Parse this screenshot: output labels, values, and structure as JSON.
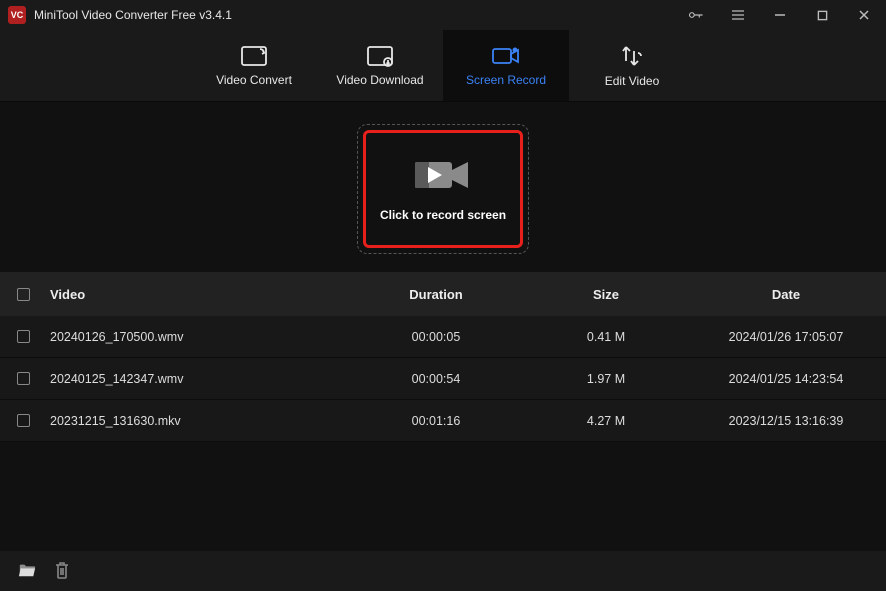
{
  "app": {
    "title": "MiniTool Video Converter Free v3.4.1"
  },
  "tabs": {
    "convert": "Video Convert",
    "download": "Video Download",
    "record": "Screen Record",
    "edit": "Edit Video"
  },
  "record_panel": {
    "caption": "Click to record screen"
  },
  "table": {
    "headers": {
      "video": "Video",
      "duration": "Duration",
      "size": "Size",
      "date": "Date"
    },
    "rows": [
      {
        "video": "20240126_170500.wmv",
        "duration": "00:00:05",
        "size": "0.41 M",
        "date": "2024/01/26 17:05:07"
      },
      {
        "video": "20240125_142347.wmv",
        "duration": "00:00:54",
        "size": "1.97 M",
        "date": "2024/01/25 14:23:54"
      },
      {
        "video": "20231215_131630.mkv",
        "duration": "00:01:16",
        "size": "4.27 M",
        "date": "2023/12/15 13:16:39"
      }
    ]
  }
}
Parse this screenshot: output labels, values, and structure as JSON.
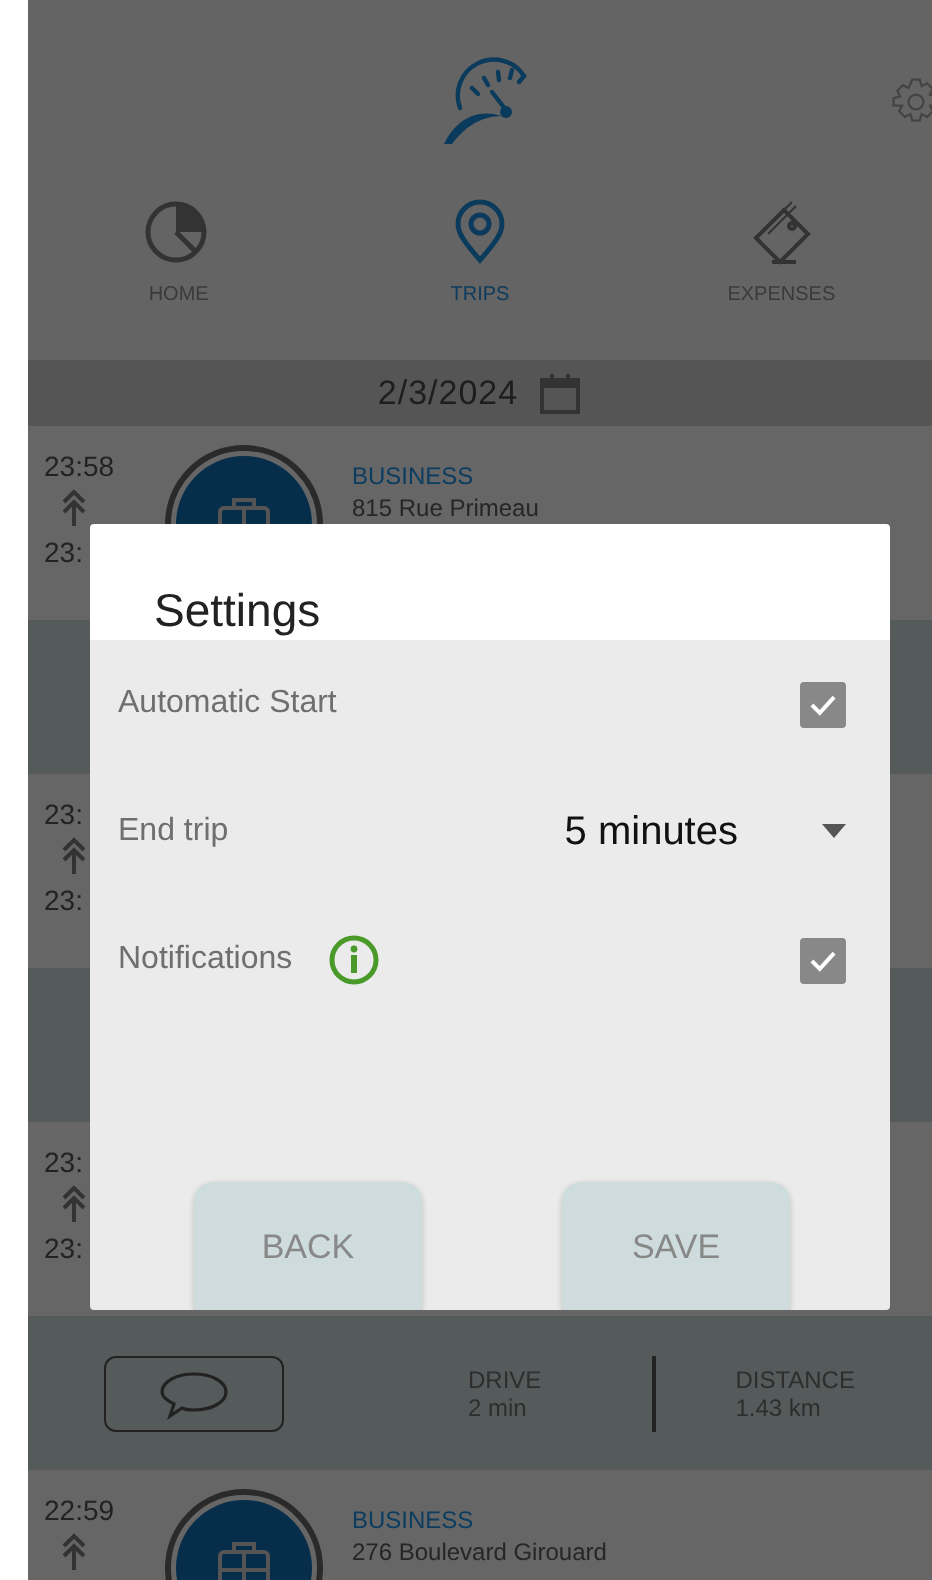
{
  "header": {
    "nav": [
      {
        "label": "HOME",
        "selected": false
      },
      {
        "label": "TRIPS",
        "selected": true
      },
      {
        "label": "EXPENSES",
        "selected": false
      }
    ]
  },
  "date_bar": {
    "date": "2/3/2024"
  },
  "list": [
    {
      "kind": "trip",
      "start_time": "23:58",
      "end_time": "23:",
      "category": "BUSINESS",
      "address": "815 Rue Primeau"
    },
    {
      "kind": "summary"
    },
    {
      "kind": "trip",
      "start_time": "23:",
      "end_time": "23:"
    },
    {
      "kind": "summary"
    },
    {
      "kind": "trip",
      "start_time": "23:",
      "end_time": "23:"
    },
    {
      "kind": "summary",
      "drive_label": "DRIVE",
      "drive": "2 min",
      "distance_label": "DISTANCE",
      "distance": "1.43 km"
    },
    {
      "kind": "trip",
      "start_time": "22:59",
      "category": "BUSINESS",
      "address": "276 Boulevard Girouard"
    }
  ],
  "dialog": {
    "title": "Settings",
    "settings": [
      {
        "kind": "checkbox",
        "label": "Automatic Start",
        "checked": true
      },
      {
        "kind": "select",
        "label": "End trip",
        "value": "5 minutes"
      },
      {
        "kind": "checkbox",
        "label": "Notifications",
        "info": true,
        "checked": true
      }
    ],
    "buttons": [
      "BACK",
      "SAVE"
    ]
  }
}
+++
WHAT IS BEING ASKED:
Check each line of the records for the word "size", and show the lines that contain it.

SOLVED PROBLEM:
      "size": "Size",
        "size": "0.41 M",
        "size": "1.97 M",
        "size": "4.27 M",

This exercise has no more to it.